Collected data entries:
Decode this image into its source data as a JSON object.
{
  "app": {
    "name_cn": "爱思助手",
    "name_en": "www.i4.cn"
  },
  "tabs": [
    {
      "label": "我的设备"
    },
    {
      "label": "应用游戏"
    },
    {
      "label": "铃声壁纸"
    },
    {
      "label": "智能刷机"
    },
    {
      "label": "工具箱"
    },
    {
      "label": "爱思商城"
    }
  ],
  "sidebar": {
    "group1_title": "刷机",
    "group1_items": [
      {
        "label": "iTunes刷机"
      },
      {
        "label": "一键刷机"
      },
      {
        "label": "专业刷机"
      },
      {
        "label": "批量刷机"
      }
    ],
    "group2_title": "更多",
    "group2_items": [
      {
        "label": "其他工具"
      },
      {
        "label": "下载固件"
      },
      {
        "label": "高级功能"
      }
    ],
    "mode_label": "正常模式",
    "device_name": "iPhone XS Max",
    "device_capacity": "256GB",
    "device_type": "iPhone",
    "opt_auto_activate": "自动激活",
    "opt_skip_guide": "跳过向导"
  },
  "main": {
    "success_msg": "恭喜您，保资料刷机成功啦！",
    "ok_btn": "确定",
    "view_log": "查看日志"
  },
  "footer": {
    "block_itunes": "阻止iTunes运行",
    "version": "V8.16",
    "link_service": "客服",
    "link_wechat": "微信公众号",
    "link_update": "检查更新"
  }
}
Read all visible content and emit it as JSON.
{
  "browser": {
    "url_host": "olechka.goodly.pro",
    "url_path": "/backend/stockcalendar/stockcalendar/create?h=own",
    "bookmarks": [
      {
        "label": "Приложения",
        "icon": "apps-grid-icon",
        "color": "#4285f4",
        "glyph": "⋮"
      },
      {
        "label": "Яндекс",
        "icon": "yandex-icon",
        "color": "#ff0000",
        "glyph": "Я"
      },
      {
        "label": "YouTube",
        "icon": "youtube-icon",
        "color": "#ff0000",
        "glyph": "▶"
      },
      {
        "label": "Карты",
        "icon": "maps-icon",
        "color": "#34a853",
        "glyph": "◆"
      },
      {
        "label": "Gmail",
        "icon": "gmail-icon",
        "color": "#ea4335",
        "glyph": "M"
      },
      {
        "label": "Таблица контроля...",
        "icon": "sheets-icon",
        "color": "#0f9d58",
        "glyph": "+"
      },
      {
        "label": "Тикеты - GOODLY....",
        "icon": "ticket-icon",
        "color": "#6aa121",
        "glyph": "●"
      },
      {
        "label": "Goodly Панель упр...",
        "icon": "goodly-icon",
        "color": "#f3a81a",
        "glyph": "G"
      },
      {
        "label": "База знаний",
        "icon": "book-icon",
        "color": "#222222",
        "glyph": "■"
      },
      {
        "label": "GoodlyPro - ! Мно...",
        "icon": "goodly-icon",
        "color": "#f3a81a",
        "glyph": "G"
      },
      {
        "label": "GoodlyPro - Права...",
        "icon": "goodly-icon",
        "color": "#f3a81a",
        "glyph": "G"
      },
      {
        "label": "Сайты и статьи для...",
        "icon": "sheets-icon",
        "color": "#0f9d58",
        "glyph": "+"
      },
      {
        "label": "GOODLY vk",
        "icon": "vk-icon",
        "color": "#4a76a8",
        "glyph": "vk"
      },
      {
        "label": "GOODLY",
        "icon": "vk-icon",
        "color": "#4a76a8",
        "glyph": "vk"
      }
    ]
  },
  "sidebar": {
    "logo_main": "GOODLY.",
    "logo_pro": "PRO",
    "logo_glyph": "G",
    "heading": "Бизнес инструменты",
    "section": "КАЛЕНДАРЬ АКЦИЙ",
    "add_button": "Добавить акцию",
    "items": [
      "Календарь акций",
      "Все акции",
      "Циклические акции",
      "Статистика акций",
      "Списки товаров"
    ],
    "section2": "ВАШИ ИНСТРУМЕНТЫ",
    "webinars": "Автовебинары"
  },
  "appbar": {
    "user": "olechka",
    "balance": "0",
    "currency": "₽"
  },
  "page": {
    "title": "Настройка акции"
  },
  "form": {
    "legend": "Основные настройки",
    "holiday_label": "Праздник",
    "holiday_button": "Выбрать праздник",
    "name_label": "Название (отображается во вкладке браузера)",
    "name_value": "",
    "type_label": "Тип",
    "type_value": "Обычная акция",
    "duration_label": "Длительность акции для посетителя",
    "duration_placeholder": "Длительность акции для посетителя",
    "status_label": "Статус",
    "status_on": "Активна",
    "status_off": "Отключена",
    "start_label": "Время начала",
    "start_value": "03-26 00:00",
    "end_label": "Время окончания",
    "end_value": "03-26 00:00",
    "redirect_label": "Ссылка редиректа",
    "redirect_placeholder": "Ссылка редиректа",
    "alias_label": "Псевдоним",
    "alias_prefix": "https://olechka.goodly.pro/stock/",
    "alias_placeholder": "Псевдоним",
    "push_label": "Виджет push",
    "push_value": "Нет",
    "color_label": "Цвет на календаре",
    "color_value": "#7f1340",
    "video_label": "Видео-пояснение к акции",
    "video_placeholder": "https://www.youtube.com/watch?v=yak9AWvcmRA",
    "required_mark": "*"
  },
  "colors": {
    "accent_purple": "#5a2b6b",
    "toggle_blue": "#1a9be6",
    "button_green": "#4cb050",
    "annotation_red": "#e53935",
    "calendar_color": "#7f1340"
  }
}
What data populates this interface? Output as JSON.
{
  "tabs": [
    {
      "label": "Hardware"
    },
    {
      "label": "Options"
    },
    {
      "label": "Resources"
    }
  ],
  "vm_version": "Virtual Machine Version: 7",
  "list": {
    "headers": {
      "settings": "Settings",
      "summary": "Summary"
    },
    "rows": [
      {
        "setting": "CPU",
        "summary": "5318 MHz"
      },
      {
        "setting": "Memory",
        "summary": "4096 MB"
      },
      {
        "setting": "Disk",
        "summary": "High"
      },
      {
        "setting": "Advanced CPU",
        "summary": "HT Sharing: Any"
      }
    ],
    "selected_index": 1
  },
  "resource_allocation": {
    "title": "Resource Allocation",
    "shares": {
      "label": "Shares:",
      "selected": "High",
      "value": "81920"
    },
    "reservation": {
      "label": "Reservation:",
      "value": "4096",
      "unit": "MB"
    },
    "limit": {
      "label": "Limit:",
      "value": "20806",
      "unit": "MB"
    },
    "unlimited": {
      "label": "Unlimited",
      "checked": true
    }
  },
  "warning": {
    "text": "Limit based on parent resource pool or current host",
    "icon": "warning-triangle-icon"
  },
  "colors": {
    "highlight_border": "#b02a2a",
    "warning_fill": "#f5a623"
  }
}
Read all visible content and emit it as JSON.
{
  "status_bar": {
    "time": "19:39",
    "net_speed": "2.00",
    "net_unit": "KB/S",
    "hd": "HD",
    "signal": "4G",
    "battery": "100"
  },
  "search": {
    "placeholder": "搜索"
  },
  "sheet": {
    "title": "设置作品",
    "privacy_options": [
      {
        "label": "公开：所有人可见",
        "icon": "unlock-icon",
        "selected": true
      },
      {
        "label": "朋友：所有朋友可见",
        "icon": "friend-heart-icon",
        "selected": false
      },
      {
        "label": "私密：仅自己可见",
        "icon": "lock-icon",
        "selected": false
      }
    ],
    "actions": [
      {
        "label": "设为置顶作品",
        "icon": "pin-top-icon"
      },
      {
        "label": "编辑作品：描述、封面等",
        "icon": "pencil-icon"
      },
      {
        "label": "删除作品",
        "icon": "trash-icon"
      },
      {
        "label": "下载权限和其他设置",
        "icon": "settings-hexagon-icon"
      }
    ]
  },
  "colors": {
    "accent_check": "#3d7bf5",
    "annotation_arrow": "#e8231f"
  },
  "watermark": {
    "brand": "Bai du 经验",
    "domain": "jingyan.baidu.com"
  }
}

• [Stated goal]: Repeat the records above exactly, from the first line to the last.

• [Solution for this problem]:
Decode this image into its source data as a JSON object.
{
  "app": {
    "name_cn": "爱思助手",
    "name_en": "www.i4.cn"
  },
  "tabs": [
    {
      "label": "我的设备"
    },
    {
      "label": "应用游戏"
    },
    {
      "label": "铃声壁纸"
    },
    {
      "label": "智能刷机"
    },
    {
      "label": "工具箱"
    },
    {
      "label": "爱思商城"
    }
  ],
  "sidebar": {
    "group1_title": "刷机",
    "group1_items": [
      {
        "label": "iTunes刷机"
      },
      {
        "label": "一键刷机"
      },
      {
        "label": "专业刷机"
      },
      {
        "label": "批量刷机"
      }
    ],
    "group2_title": "更多",
    "group2_items": [
      {
        "label": "其他工具"
      },
      {
        "label": "下载固件"
      },
      {
        "label": "高级功能"
      }
    ],
    "mode_label": "正常模式",
    "device_name": "iPhone XS Max",
    "device_capacity": "256GB",
    "device_type": "iPhone",
    "opt_auto_activate": "自动激活",
    "opt_skip_guide": "跳过向导"
  },
  "main": {
    "success_msg": "恭喜您，保资料刷机成功啦！",
    "ok_btn": "确定",
    "view_log": "查看日志"
  },
  "footer": {
    "block_itunes": "阻止iTunes运行",
    "version": "V8.16",
    "link_service": "客服",
    "link_wechat": "微信公众号",
    "link_update": "检查更新"
  }
}
Read all visible content and emit it as JSON.
{
  "browser": {
    "url_host": "olechka.goodly.pro",
    "url_path": "/backend/stockcalendar/stockcalendar/create?h=own",
    "bookmarks": [
      {
        "label": "Приложения",
        "icon": "apps-grid-icon",
        "color": "#4285f4",
        "glyph": "⋮"
      },
      {
        "label": "Яндекс",
        "icon": "yandex-icon",
        "color": "#ff0000",
        "glyph": "Я"
      },
      {
        "label": "YouTube",
        "icon": "youtube-icon",
        "color": "#ff0000",
        "glyph": "▶"
      },
      {
        "label": "Карты",
        "icon": "maps-icon",
        "color": "#34a853",
        "glyph": "◆"
      },
      {
        "label": "Gmail",
        "icon": "gmail-icon",
        "color": "#ea4335",
        "glyph": "M"
      },
      {
        "label": "Таблица контроля...",
        "icon": "sheets-icon",
        "color": "#0f9d58",
        "glyph": "+"
      },
      {
        "label": "Тикеты - GOODLY....",
        "icon": "ticket-icon",
        "color": "#6aa121",
        "glyph": "●"
      },
      {
        "label": "Goodly Панель упр...",
        "icon": "goodly-icon",
        "color": "#f3a81a",
        "glyph": "G"
      },
      {
        "label": "База знаний",
        "icon": "book-icon",
        "color": "#222222",
        "glyph": "■"
      },
      {
        "label": "GoodlyPro - ! Мно...",
        "icon": "goodly-icon",
        "color": "#f3a81a",
        "glyph": "G"
      },
      {
        "label": "GoodlyPro - Права...",
        "icon": "goodly-icon",
        "color": "#f3a81a",
        "glyph": "G"
      },
      {
        "label": "Сайты и статьи для...",
        "icon": "sheets-icon",
        "color": "#0f9d58",
        "glyph": "+"
      },
      {
        "label": "GOODLY vk",
        "icon": "vk-icon",
        "color": "#4a76a8",
        "glyph": "vk"
      },
      {
        "label": "GOODLY",
        "icon": "vk-icon",
        "color": "#4a76a8",
        "glyph": "vk"
      }
    ]
  },
  "sidebar": {
    "logo_main": "GOODLY.",
    "logo_pro": "PRO",
    "logo_glyph": "G",
    "heading": "Бизнес инструменты",
    "section": "КАЛЕНДАРЬ АКЦИЙ",
    "add_button": "Добавить акцию",
    "items": [
      "Календарь акций",
      "Все акции",
      "Циклические акции",
      "Статистика акций",
      "Списки товаров"
    ],
    "section2": "ВАШИ ИНСТРУМЕНТЫ",
    "webinars": "Автовебинары"
  },
  "appbar": {
    "user": "olechka",
    "balance": "0",
    "currency": "₽"
  },
  "page": {
    "title": "Настройка акции"
  },
  "form": {
    "legend": "Основные настройки",
    "holiday_label": "Праздник",
    "holiday_button": "Выбрать праздник",
    "name_label": "Название (отображается во вкладке браузера)",
    "name_value": "",
    "type_label": "Тип",
    "type_value": "Обычная акция",
    "duration_label": "Длительность акции для посетителя",
    "duration_placeholder": "Длительность акции для посетителя",
    "status_label": "Статус",
    "status_on": "Активна",
    "status_off": "Отключена",
    "start_label": "Время начала",
    "start_value": "03-26 00:00",
    "end_label": "Время окончания",
    "end_value": "03-26 00:00",
    "redirect_label": "Ссылка редиректа",
    "redirect_placeholder": "Ссылка редиректа",
    "alias_label": "Псевдоним",
    "alias_prefix": "https://olechka.goodly.pro/stock/",
    "alias_placeholder": "Псевдоним",
    "push_label": "Виджет push",
    "push_value": "Нет",
    "color_label": "Цвет на календаре",
    "color_value": "#7f1340",
    "video_label": "Видео-пояснение к акции",
    "video_placeholder": "https://www.youtube.com/watch?v=yak9AWvcmRA",
    "required_mark": "*"
  },
  "colors": {
    "accent_purple": "#5a2b6b",
    "toggle_blue": "#1a9be6",
    "button_green": "#4cb050",
    "annotation_red": "#e53935",
    "calendar_color": "#7f1340"
  }
}
What data populates this interface? Output as JSON.
{
  "tabs": [
    {
      "label": "Hardware"
    },
    {
      "label": "Options"
    },
    {
      "label": "Resources"
    }
  ],
  "vm_version": "Virtual Machine Version: 7",
  "list": {
    "headers": {
      "settings": "Settings",
      "summary": "Summary"
    },
    "rows": [
      {
        "setting": "CPU",
        "summary": "5318 MHz"
      },
      {
        "setting": "Memory",
        "summary": "4096 MB"
      },
      {
        "setting": "Disk",
        "summary": "High"
      },
      {
        "setting": "Advanced CPU",
        "summary": "HT Sharing: Any"
      }
    ],
    "selected_index": 1
  },
  "resource_allocation": {
    "title": "Resource Allocation",
    "shares": {
      "label": "Shares:",
      "selected": "High",
      "value": "81920"
    },
    "reservation": {
      "label": "Reservation:",
      "value": "4096",
      "unit": "MB"
    },
    "limit": {
      "label": "Limit:",
      "value": "20806",
      "unit": "MB"
    },
    "unlimited": {
      "label": "Unlimited",
      "checked": true
    }
  },
  "warning": {
    "text": "Limit based on parent resource pool or current host",
    "icon": "warning-triangle-icon"
  },
  "colors": {
    "highlight_border": "#b02a2a",
    "warning_fill": "#f5a623"
  }
}
Read all visible content and emit it as JSON.
{
  "status_bar": {
    "time": "19:39",
    "net_speed": "2.00",
    "net_unit": "KB/S",
    "hd": "HD",
    "signal": "4G",
    "battery": "100"
  },
  "search": {
    "placeholder": "搜索"
  },
  "sheet": {
    "title": "设置作品",
    "privacy_options": [
      {
        "label": "公开：所有人可见",
        "icon": "unlock-icon",
        "selected": true
      },
      {
        "label": "朋友：所有朋友可见",
        "icon": "friend-heart-icon",
        "selected": false
      },
      {
        "label": "私密：仅自己可见",
        "icon": "lock-icon",
        "selected": false
      }
    ],
    "actions": [
      {
        "label": "设为置顶作品",
        "icon": "pin-top-icon"
      },
      {
        "label": "编辑作品：描述、封面等",
        "icon": "pencil-icon"
      },
      {
        "label": "删除作品",
        "icon": "trash-icon"
      },
      {
        "label": "下载权限和其他设置",
        "icon": "settings-hexagon-icon"
      }
    ]
  },
  "colors": {
    "accent_check": "#3d7bf5",
    "annotation_arrow": "#e8231f"
  },
  "watermark": {
    "brand": "Bai du 经验",
    "domain": "jingyan.baidu.com"
  }
}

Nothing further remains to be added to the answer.